## GIVEN REQUEST:
Write out each record below exactly as it appears, with no pictures.

(Dataset items)
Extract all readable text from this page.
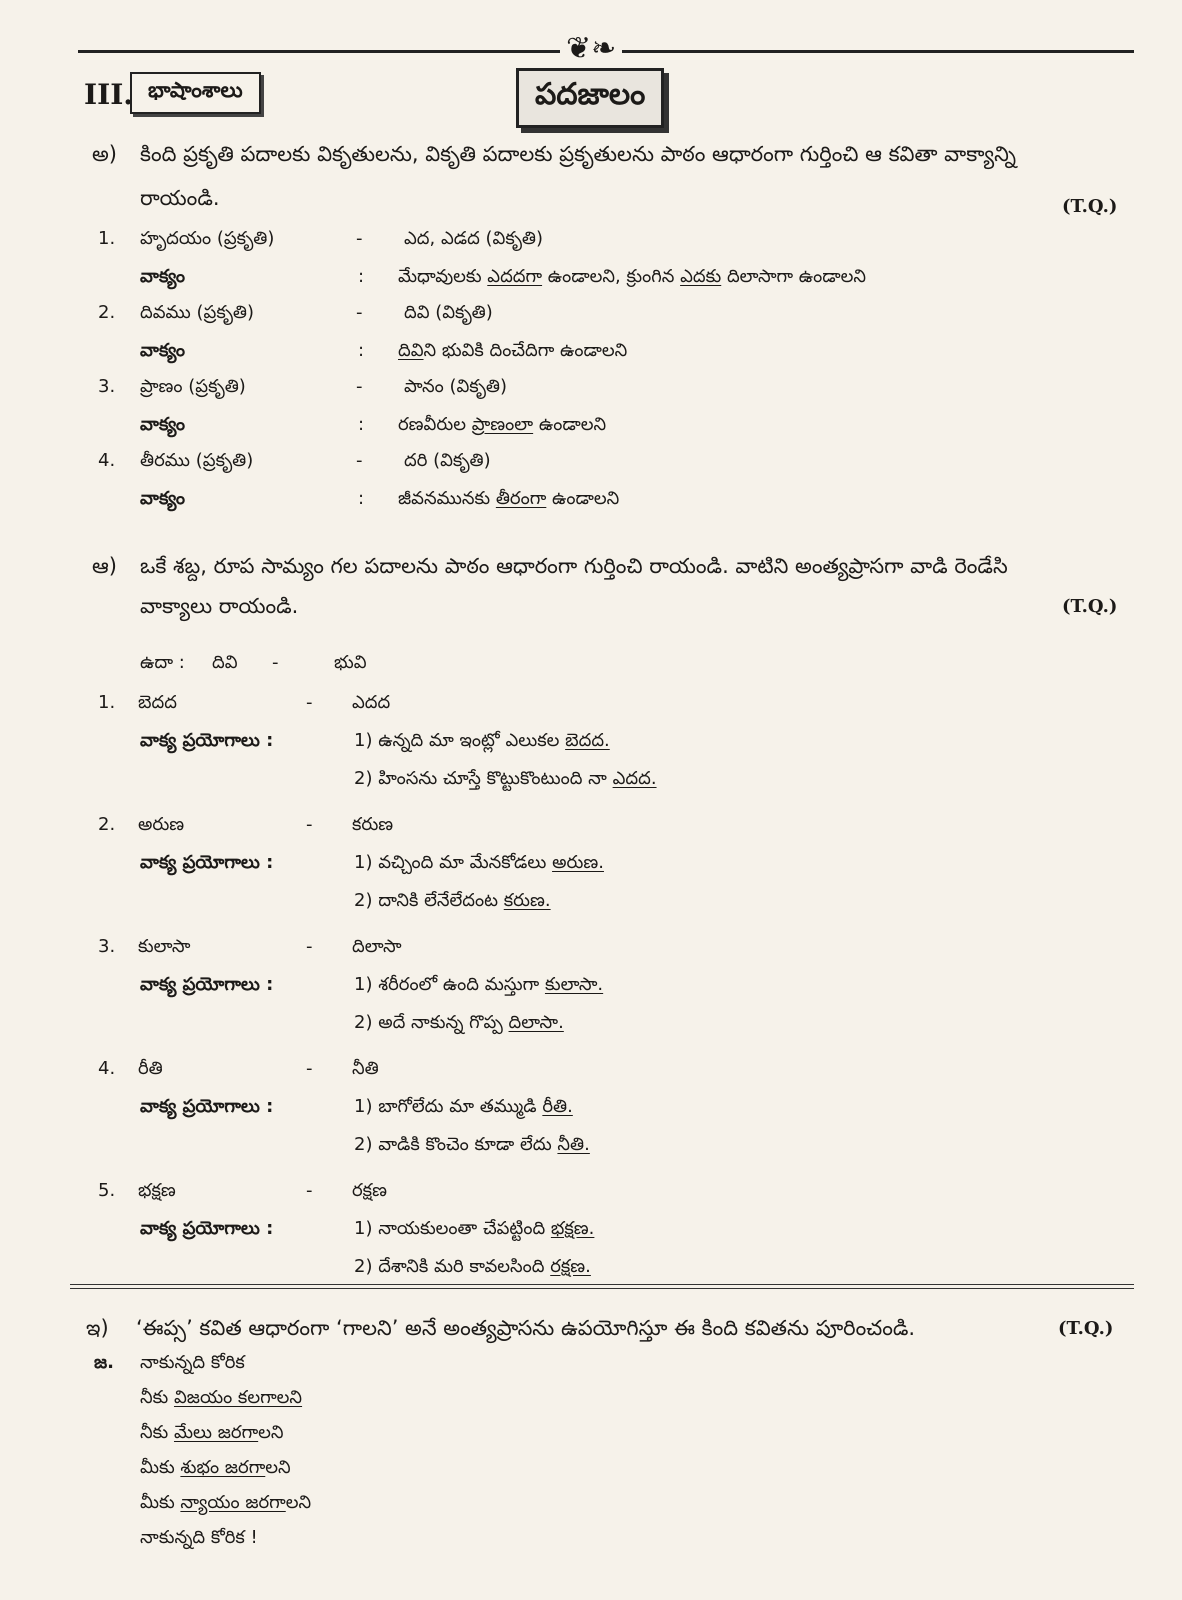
❦❧
III. భాషాంశాలు	పదజాలం
అ) కింది ప్రకృతి పదాలకు వికృతులను, వికృతి పదాలకు ప్రకృతులను పాఠం ఆధారంగా గుర్తించి ఆ కవితా వాక్యాన్ని
రాయండి.	(T.Q.)
1. హృదయం (ప్రకృతి)	- ఎద, ఎడద (వికృతి)
వాక్యం	: మేధావులకు ఎదదగా ఉండాలని, క్రుంగిన ఎదకు దిలాసాగా ఉండాలని
2. దివము (ప్రకృతి)	- దివి (వికృతి)
వాక్యం	: దివిని భువికి దించేదిగా ఉండాలని
3. ప్రాణం (ప్రకృతి)	- పానం (వికృతి)
వాక్యం	: రణవీరుల ప్రాణంలా ఉండాలని
4. తీరము (ప్రకృతి)	- దరి (వికృతి)
వాక్యం	: జీవనమునకు తీరంగా ఉండాలని
ఆ) ఒకే శబ్ద, రూప సామ్యం గల పదాలను పాఠం ఆధారంగా గుర్తించి రాయండి. వాటిని అంత్యప్రాసగా వాడి రెండేసి
వాక్యాలు రాయండి.	(T.Q.)
ఉదా : దివి -	భువి
1. బెదద	- ఎదద
వాక్య ప్రయోగాలు :	1) ఉన్నది మా ఇంట్లో ఎలుకల బెదద.
2) హింసను చూస్తే కొట్టుకొంటుంది నా ఎదద.
2. అరుణ	- కరుణ
వాక్య ప్రయోగాలు :	1) వచ్చింది మా మేనకోడలు అరుణ.
2) దానికి లేనేలేదంట కరుణ.
3. కులాసా	- దిలాసా
వాక్య ప్రయోగాలు :	1) శరీరంలో ఉంది మస్తుగా కులాసా.
2) అదే నాకున్న గొప్ప దిలాసా.
4. రీతి	- నీతి
వాక్య ప్రయోగాలు :	1) బాగోలేదు మా తమ్ముడి రీతి.
2) వాడికి కొంచెం కూడా లేదు నీతి.
5. భక్షణ	- రక్షణ
వాక్య ప్రయోగాలు :	1) నాయకులంతా చేపట్టింది భక్షణ.
2) దేశానికి మరి కావలసింది రక్షణ.
ఇ) ‘ఈప్స’ కవిత ఆధారంగా ‘గాలని’ అనే అంత్యప్రాసను ఉపయోగిస్తూ ఈ కింది కవితను పూరించండి.	(T.Q.)
జ. నాకున్నది కోరిక
నీకు విజయం కలగాలని
నీకు మేలు జరగాలని
మీకు శుభం జరగాలని
మీకు న్యాయం జరగాలని
నాకున్నది కోరిక !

## RESULT OF THIS TASK:
Extract all readable text from this page.
❦❧
III. భాషాంశాలు	పదజాలం
అ) కింది ప్రకృతి పదాలకు వికృతులను, వికృతి పదాలకు ప్రకృతులను పాఠం ఆధారంగా గుర్తించి ఆ కవితా వాక్యాన్ని
రాయండి.	(T.Q.)
1. హృదయం (ప్రకృతి)	- ఎద, ఎడద (వికృతి)
వాక్యం	: మేధావులకు ఎదదగా ఉండాలని, క్రుంగిన ఎదకు దిలాసాగా ఉండాలని
2. దివము (ప్రకృతి)	- దివి (వికృతి)
వాక్యం	: దివిని భువికి దించేదిగా ఉండాలని
3. ప్రాణం (ప్రకృతి)	- పానం (వికృతి)
వాక్యం	: రణవీరుల ప్రాణంలా ఉండాలని
4. తీరము (ప్రకృతి)	- దరి (వికృతి)
వాక్యం	: జీవనమునకు తీరంగా ఉండాలని
ఆ) ఒకే శబ్ద, రూప సామ్యం గల పదాలను పాఠం ఆధారంగా గుర్తించి రాయండి. వాటిని అంత్యప్రాసగా వాడి రెండేసి
వాక్యాలు రాయండి.	(T.Q.)
ఉదా : దివి -	భువి
1. బెదద	- ఎదద
వాక్య ప్రయోగాలు :	1) ఉన్నది మా ఇంట్లో ఎలుకల బెదద.
2) హింసను చూస్తే కొట్టుకొంటుంది నా ఎదద.
2. అరుణ	- కరుణ
వాక్య ప్రయోగాలు :	1) వచ్చింది మా మేనకోడలు అరుణ.
2) దానికి లేనేలేదంట కరుణ.
3. కులాసా	- దిలాసా
వాక్య ప్రయోగాలు :	1) శరీరంలో ఉంది మస్తుగా కులాసా.
2) అదే నాకున్న గొప్ప దిలాసా.
4. రీతి	- నీతి
వాక్య ప్రయోగాలు :	1) బాగోలేదు మా తమ్ముడి రీతి.
2) వాడికి కొంచెం కూడా లేదు నీతి.
5. భక్షణ	- రక్షణ
వాక్య ప్రయోగాలు :	1) నాయకులంతా చేపట్టింది భక్షణ.
2) దేశానికి మరి కావలసింది రక్షణ.
ఇ) ‘ఈప్స’ కవిత ఆధారంగా ‘గాలని’ అనే అంత్యప్రాసను ఉపయోగిస్తూ ఈ కింది కవితను పూరించండి.	(T.Q.)
జ. నాకున్నది కోరిక
నీకు విజయం కలగాలని
నీకు మేలు జరగాలని
మీకు శుభం జరగాలని
మీకు న్యాయం జరగాలని
నాకున్నది కోరిక !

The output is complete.